╭─ RECORDS TO PROCESS

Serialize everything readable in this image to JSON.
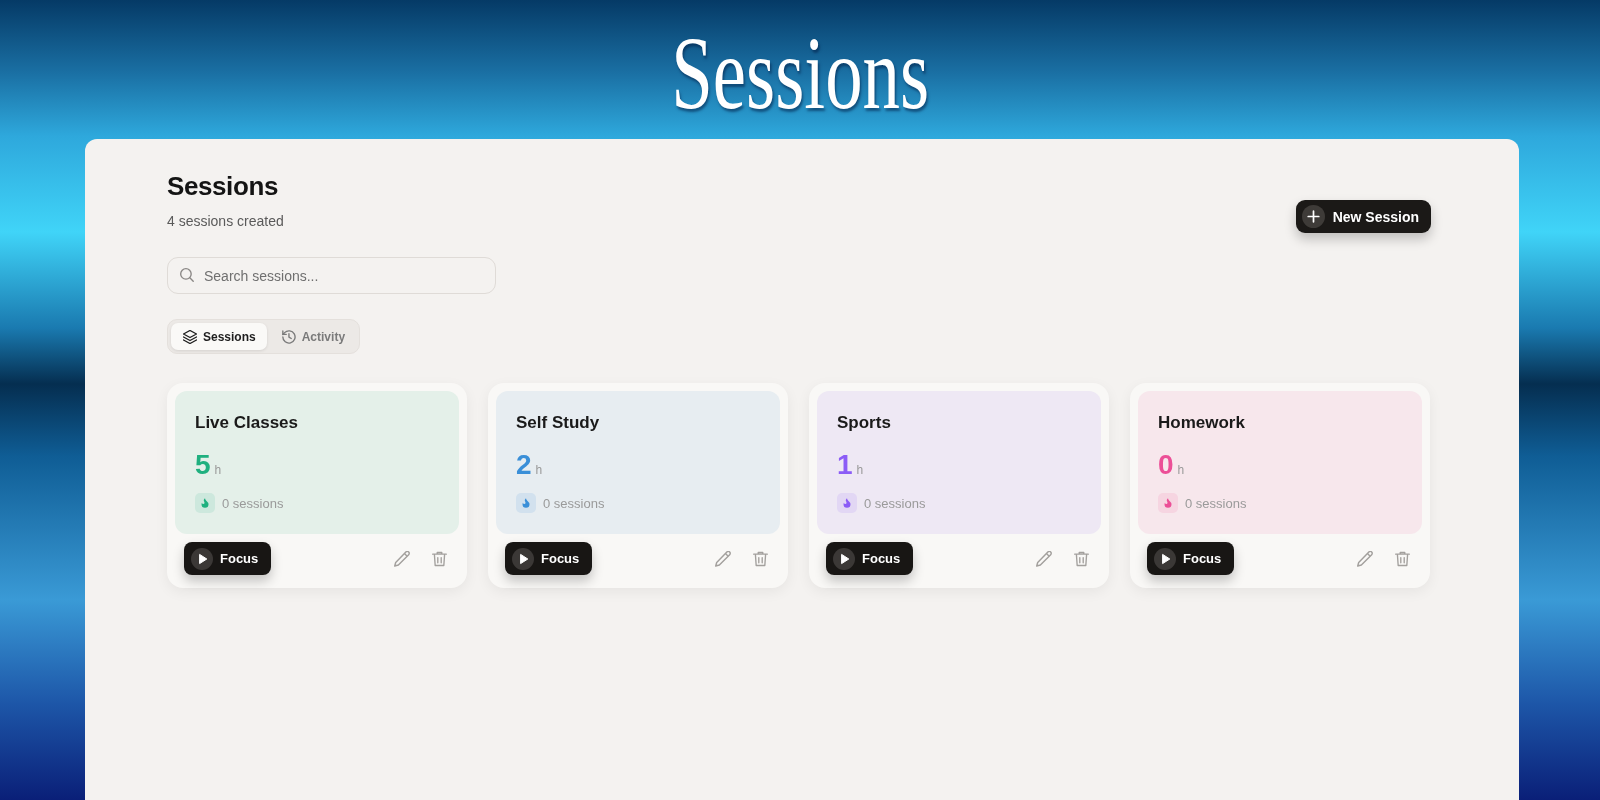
{
  "banner": {
    "title": "Sessions"
  },
  "header": {
    "title": "Sessions",
    "subtitle": "4 sessions created",
    "new_session_button": "New Session"
  },
  "search": {
    "placeholder": "Search sessions..."
  },
  "tabs": [
    {
      "label": "Sessions",
      "kind": "layers",
      "selected": true
    },
    {
      "label": "Activity",
      "kind": "history",
      "selected": false
    }
  ],
  "sessions": [
    {
      "name": "Live Classes",
      "hours": "5",
      "unit": "h",
      "count": "0 sessions",
      "color": "#1fb07f",
      "action": "Focus"
    },
    {
      "name": "Self Study",
      "hours": "2",
      "unit": "h",
      "count": "0 sessions",
      "color": "#3a8fd8",
      "action": "Focus"
    },
    {
      "name": "Sports",
      "hours": "1",
      "unit": "h",
      "count": "0 sessions",
      "color": "#8b5cf6",
      "action": "Focus"
    },
    {
      "name": "Homework",
      "hours": "0",
      "unit": "h",
      "count": "0 sessions",
      "color": "#ec4f97",
      "action": "Focus"
    }
  ]
}
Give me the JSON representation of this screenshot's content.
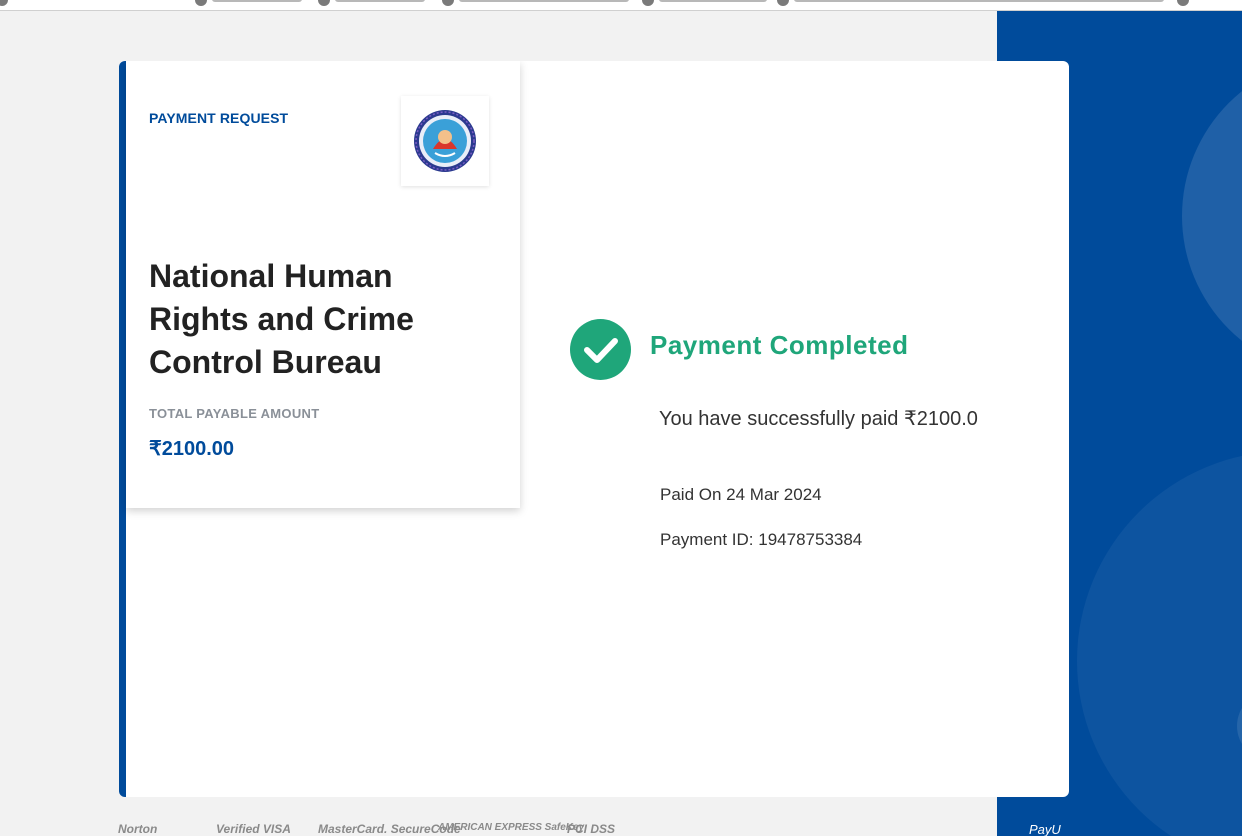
{
  "payment_card": {
    "request_label": "PAYMENT REQUEST",
    "organization_name": "National Human Rights and Crime Control Bureau",
    "amount_label": "TOTAL PAYABLE AMOUNT",
    "amount_value": "₹2100.00"
  },
  "status": {
    "title": "Payment Completed",
    "message": "You have successfully paid ₹2100.0",
    "paid_on": "Paid On 24 Mar 2024",
    "payment_id": "Payment ID: 19478753384"
  },
  "security_badges": [
    "Norton",
    "Verified VISA",
    "MasterCard. SecureCode",
    "AMERICAN EXPRESS SafeKey",
    "PCI DSS"
  ],
  "brand": {
    "payu_logo": "PayU"
  },
  "colors": {
    "brand_blue": "#004b9b",
    "success_green": "#1fa67a",
    "text_dark": "#222222",
    "muted_gray": "#8a9098"
  },
  "icons": {
    "status": "check-icon",
    "logo": "organization-logo"
  }
}
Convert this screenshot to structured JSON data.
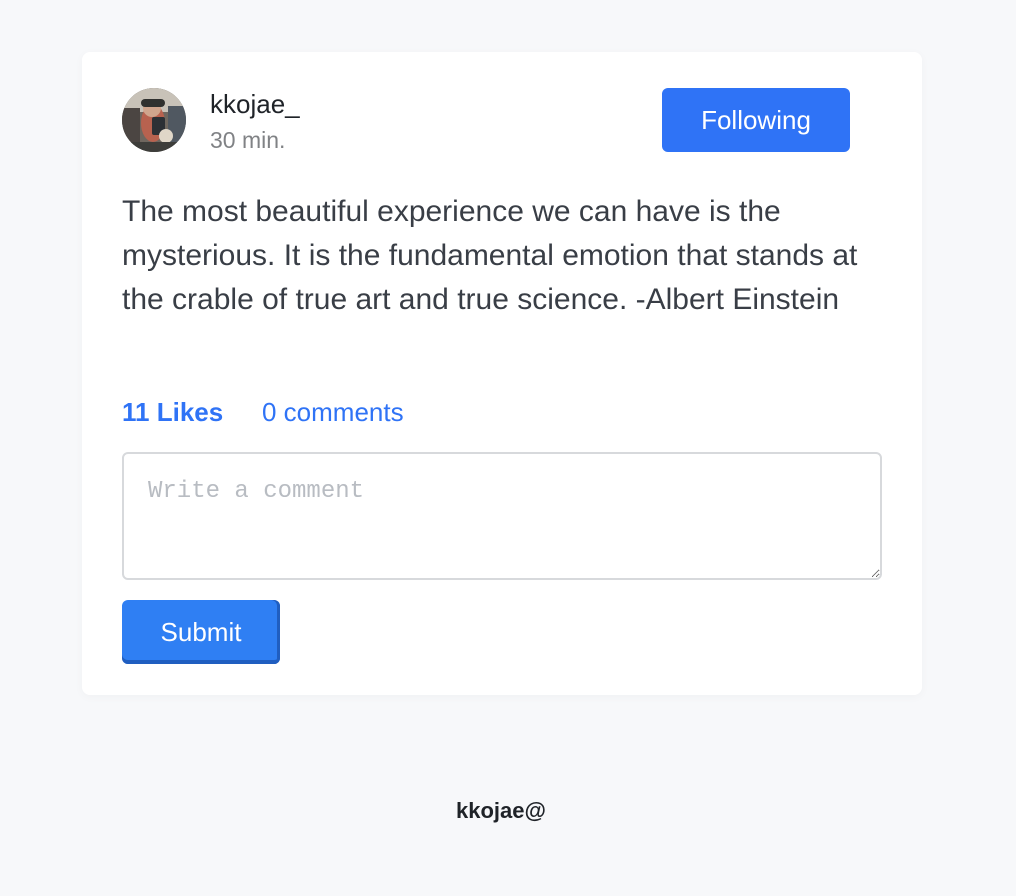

╰─

Transcribe the material exactly, and leave out whatever pictures it holds.

[REPLY]
Serialize everything readable in this image to JSON.
{
  "banner": {
    "title": "Sessions"
  },
  "header": {
    "title": "Sessions",
    "subtitle": "4 sessions created",
    "new_session_button": "New Session"
  },
  "search": {
    "placeholder": "Search sessions..."
  },
  "tabs": [
    {
      "label": "Sessions",
      "kind": "layers",
      "selected": true
    },
    {
      "label": "Activity",
      "kind": "history",
      "selected": false
    }
  ],
  "sessions": [
    {
      "name": "Live Classes",
      "hours": "5",
      "unit": "h",
      "count": "0 sessions",
      "color": "#1fb07f",
      "action": "Focus"
    },
    {
      "name": "Self Study",
      "hours": "2",
      "unit": "h",
      "count": "0 sessions",
      "color": "#3a8fd8",
      "action": "Focus"
    },
    {
      "name": "Sports",
      "hours": "1",
      "unit": "h",
      "count": "0 sessions",
      "color": "#8b5cf6",
      "action": "Focus"
    },
    {
      "name": "Homework",
      "hours": "0",
      "unit": "h",
      "count": "0 sessions",
      "color": "#ec4f97",
      "action": "Focus"
    }
  ]
}
Give me the JSON representation of this screenshot's content.
{
  "payment_card": {
    "request_label": "PAYMENT REQUEST",
    "organization_name": "National Human Rights and Crime Control Bureau",
    "amount_label": "TOTAL PAYABLE AMOUNT",
    "amount_value": "₹2100.00"
  },
  "status": {
    "title": "Payment Completed",
    "message": "You have successfully paid ₹2100.0",
    "paid_on": "Paid On 24 Mar 2024",
    "payment_id": "Payment ID: 19478753384"
  },
  "security_badges": [
    "Norton",
    "Verified VISA",
    "MasterCard. SecureCode",
    "AMERICAN EXPRESS SafeKey",
    "PCI DSS"
  ],
  "brand": {
    "payu_logo": "PayU"
  },
  "colors": {
    "brand_blue": "#004b9b",
    "success_green": "#1fa67a",
    "text_dark": "#222222",
    "muted_gray": "#8a9098"
  },
  "icons": {
    "status": "check-icon",
    "logo": "organization-logo"
  }
}
Convert this screenshot to structured JSON data.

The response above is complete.